── Record excerpts ──
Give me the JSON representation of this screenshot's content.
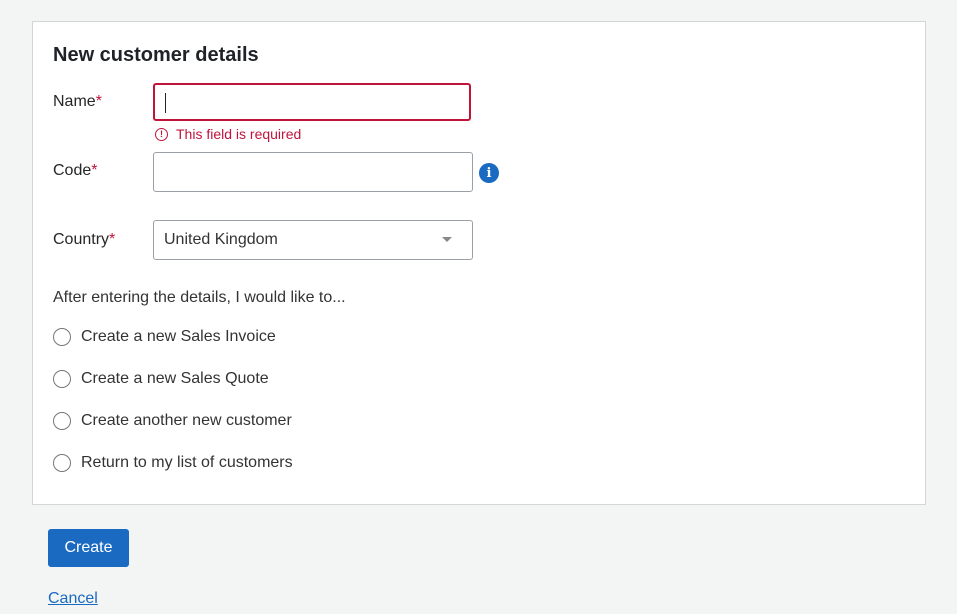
{
  "form": {
    "title": "New customer details",
    "required_marker": "*",
    "name": {
      "label": "Name",
      "value": "",
      "error": "This field is required",
      "error_icon": "!"
    },
    "code": {
      "label": "Code",
      "value": "",
      "info_icon": "i"
    },
    "country": {
      "label": "Country",
      "selected": "United Kingdom"
    },
    "after_prompt": "After entering the details, I would like to...",
    "options": [
      {
        "label": "Create a new Sales Invoice",
        "checked": false
      },
      {
        "label": "Create a new Sales Quote",
        "checked": false
      },
      {
        "label": "Create another new customer",
        "checked": false
      },
      {
        "label": "Return to my list of customers",
        "checked": false
      }
    ]
  },
  "actions": {
    "create_label": "Create",
    "cancel_label": "Cancel"
  },
  "colors": {
    "accent": "#1b6ac2",
    "error": "#c0143c",
    "background": "#f3f4f4"
  }
}
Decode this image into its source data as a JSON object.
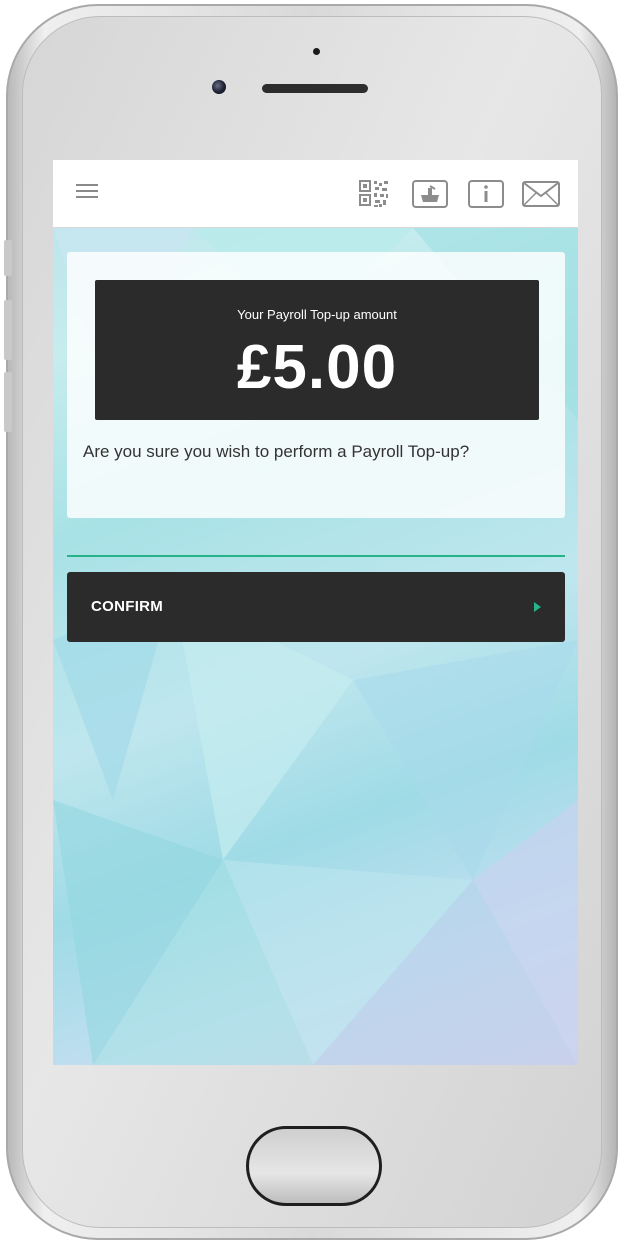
{
  "header": {
    "menu_icon": "hamburger-menu-icon",
    "icons": [
      "qr-code-icon",
      "card-reader-icon",
      "info-icon",
      "mail-icon"
    ]
  },
  "topup": {
    "amount_label": "Your Payroll Top-up amount",
    "amount_value": "£5.00",
    "question": "Are you sure you wish to perform a Payroll Top-up?"
  },
  "actions": {
    "confirm_label": "CONFIRM",
    "confirm_icon": "chevron-right-icon"
  },
  "colors": {
    "accent": "#27b38a",
    "dark_panel": "#2b2b2b",
    "header_bg": "#ffffff"
  }
}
───
Exercise aim: From the listing, extract all text exactly as given and drop any picture.

The reply:
Give me the JSON representation of this screenshot's content.
{
  "form": {
    "title": "New customer details",
    "required_marker": "*",
    "name": {
      "label": "Name",
      "value": "",
      "error": "This field is required",
      "error_icon": "!"
    },
    "code": {
      "label": "Code",
      "value": "",
      "info_icon": "i"
    },
    "country": {
      "label": "Country",
      "selected": "United Kingdom"
    },
    "after_prompt": "After entering the details, I would like to...",
    "options": [
      {
        "label": "Create a new Sales Invoice",
        "checked": false
      },
      {
        "label": "Create a new Sales Quote",
        "checked": false
      },
      {
        "label": "Create another new customer",
        "checked": false
      },
      {
        "label": "Return to my list of customers",
        "checked": false
      }
    ]
  },
  "actions": {
    "create_label": "Create",
    "cancel_label": "Cancel"
  },
  "colors": {
    "accent": "#1b6ac2",
    "error": "#c0143c",
    "background": "#f3f4f4"
  }
}
Decode this image into its source data as a JSON object.
{
  "header": {
    "menu_icon": "hamburger-menu-icon",
    "icons": [
      "qr-code-icon",
      "card-reader-icon",
      "info-icon",
      "mail-icon"
    ]
  },
  "topup": {
    "amount_label": "Your Payroll Top-up amount",
    "amount_value": "£5.00",
    "question": "Are you sure you wish to perform a Payroll Top-up?"
  },
  "actions": {
    "confirm_label": "CONFIRM",
    "confirm_icon": "chevron-right-icon"
  },
  "colors": {
    "accent": "#27b38a",
    "dark_panel": "#2b2b2b",
    "header_bg": "#ffffff"
  }
}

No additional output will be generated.